=== Objective ===
Filter the entries below, keeping only lines with the word "value".
=== Records shown ===
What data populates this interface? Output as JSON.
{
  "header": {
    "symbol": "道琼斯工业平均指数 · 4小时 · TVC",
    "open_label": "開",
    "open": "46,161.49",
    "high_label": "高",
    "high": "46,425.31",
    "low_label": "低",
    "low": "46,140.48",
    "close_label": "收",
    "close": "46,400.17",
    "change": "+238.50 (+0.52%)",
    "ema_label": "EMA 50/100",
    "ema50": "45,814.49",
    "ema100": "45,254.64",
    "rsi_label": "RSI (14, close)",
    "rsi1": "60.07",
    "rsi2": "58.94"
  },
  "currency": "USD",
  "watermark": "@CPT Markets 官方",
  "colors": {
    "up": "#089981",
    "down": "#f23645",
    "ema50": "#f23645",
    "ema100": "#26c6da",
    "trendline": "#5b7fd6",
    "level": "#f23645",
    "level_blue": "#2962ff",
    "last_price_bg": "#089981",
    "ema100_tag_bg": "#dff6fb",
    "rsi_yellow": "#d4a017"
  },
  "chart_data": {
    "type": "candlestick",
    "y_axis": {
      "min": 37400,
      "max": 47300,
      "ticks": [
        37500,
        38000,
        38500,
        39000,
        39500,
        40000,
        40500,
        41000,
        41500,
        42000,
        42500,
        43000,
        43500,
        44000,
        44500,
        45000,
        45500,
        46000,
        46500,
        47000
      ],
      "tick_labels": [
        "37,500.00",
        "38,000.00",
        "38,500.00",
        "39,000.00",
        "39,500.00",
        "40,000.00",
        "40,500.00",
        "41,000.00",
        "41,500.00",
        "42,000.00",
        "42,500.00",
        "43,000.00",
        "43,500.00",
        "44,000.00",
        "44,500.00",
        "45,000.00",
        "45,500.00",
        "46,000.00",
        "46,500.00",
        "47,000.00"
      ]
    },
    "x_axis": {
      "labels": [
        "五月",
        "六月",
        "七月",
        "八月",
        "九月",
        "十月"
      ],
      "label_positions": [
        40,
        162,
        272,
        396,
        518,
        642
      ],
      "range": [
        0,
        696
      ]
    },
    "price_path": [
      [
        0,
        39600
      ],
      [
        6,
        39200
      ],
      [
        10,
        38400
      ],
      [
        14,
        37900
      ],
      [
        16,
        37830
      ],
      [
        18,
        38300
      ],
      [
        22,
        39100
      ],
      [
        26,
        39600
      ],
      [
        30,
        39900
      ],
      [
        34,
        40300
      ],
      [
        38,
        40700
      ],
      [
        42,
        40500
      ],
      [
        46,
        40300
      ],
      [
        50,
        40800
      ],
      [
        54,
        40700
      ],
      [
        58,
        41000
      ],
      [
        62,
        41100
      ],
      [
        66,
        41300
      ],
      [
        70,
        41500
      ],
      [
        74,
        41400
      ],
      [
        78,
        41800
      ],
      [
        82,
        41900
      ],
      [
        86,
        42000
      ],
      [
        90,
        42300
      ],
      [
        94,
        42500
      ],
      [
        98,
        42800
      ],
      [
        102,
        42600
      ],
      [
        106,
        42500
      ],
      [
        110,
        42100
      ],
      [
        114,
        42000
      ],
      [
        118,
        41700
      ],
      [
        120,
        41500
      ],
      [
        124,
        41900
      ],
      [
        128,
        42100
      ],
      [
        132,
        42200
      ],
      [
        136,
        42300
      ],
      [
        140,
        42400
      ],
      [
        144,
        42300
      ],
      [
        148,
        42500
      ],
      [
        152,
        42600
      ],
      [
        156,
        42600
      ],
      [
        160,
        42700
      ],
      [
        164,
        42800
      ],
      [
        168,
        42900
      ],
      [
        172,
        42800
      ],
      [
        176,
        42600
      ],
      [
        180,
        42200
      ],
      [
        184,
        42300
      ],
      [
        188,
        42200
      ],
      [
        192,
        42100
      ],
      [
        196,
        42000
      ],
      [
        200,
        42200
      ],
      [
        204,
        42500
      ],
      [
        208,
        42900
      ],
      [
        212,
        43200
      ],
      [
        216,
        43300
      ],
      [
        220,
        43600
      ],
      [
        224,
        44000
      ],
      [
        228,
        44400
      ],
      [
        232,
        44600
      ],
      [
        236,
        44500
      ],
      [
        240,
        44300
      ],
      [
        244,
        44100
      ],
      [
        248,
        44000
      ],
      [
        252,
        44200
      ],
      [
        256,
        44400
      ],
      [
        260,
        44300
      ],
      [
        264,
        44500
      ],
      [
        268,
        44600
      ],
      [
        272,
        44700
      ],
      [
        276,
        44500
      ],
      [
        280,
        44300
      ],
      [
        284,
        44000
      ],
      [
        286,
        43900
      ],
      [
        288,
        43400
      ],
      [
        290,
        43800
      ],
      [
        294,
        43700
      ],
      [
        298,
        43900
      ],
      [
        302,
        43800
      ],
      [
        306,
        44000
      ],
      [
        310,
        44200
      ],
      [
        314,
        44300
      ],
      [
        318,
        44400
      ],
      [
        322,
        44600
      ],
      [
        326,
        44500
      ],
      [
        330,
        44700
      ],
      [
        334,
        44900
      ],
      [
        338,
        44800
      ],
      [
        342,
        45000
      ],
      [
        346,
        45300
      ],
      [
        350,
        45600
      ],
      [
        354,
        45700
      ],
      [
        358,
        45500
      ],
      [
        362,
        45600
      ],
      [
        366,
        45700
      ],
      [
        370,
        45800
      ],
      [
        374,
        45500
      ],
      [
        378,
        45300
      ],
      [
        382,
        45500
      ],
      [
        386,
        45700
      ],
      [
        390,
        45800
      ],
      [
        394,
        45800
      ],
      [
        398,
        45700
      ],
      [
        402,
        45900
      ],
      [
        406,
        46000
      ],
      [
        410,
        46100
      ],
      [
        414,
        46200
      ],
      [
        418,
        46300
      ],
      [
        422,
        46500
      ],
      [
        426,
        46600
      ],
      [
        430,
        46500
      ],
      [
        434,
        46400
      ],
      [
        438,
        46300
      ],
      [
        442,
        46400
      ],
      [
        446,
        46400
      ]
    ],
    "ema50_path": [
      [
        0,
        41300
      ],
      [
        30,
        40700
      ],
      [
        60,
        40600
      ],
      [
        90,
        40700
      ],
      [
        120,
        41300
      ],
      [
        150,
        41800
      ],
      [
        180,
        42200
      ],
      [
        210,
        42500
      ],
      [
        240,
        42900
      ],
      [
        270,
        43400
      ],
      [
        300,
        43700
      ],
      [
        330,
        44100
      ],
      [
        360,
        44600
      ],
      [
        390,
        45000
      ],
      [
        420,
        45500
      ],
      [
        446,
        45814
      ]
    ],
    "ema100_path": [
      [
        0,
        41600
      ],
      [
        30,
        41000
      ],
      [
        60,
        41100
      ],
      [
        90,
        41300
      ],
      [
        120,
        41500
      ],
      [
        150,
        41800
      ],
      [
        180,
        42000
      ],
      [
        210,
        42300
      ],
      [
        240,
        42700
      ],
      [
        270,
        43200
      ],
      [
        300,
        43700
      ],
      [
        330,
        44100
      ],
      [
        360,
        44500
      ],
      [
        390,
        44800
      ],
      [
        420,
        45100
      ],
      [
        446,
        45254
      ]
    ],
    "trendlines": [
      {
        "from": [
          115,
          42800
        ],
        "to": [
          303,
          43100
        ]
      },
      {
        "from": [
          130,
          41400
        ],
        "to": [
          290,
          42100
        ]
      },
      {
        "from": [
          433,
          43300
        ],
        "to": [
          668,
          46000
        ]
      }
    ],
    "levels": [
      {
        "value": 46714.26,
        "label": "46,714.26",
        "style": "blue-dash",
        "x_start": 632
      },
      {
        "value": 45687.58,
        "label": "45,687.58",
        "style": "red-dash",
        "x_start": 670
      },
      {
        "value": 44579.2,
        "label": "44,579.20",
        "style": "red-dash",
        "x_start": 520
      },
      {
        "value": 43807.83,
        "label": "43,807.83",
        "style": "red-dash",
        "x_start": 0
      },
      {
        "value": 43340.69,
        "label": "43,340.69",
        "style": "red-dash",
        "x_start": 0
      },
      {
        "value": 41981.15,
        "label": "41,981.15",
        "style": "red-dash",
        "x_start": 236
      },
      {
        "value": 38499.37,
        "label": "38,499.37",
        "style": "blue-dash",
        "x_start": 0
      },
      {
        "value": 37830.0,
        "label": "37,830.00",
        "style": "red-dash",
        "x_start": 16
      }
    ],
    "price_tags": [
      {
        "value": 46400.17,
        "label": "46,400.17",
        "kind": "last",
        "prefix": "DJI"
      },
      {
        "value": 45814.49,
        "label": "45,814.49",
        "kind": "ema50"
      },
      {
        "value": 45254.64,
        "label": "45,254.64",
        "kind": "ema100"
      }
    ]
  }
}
===
=== Answer to this exercise ===
        "value": 46714.26,
        "value": 45687.58,
        "value": 44579.2,
        "value": 43807.83,
        "value": 43340.69,
        "value": 41981.15,
        "value": 38499.37,
        "value": 37830.0,
        "value": 46400.17,
        "value": 45814.49,
        "value": 45254.64,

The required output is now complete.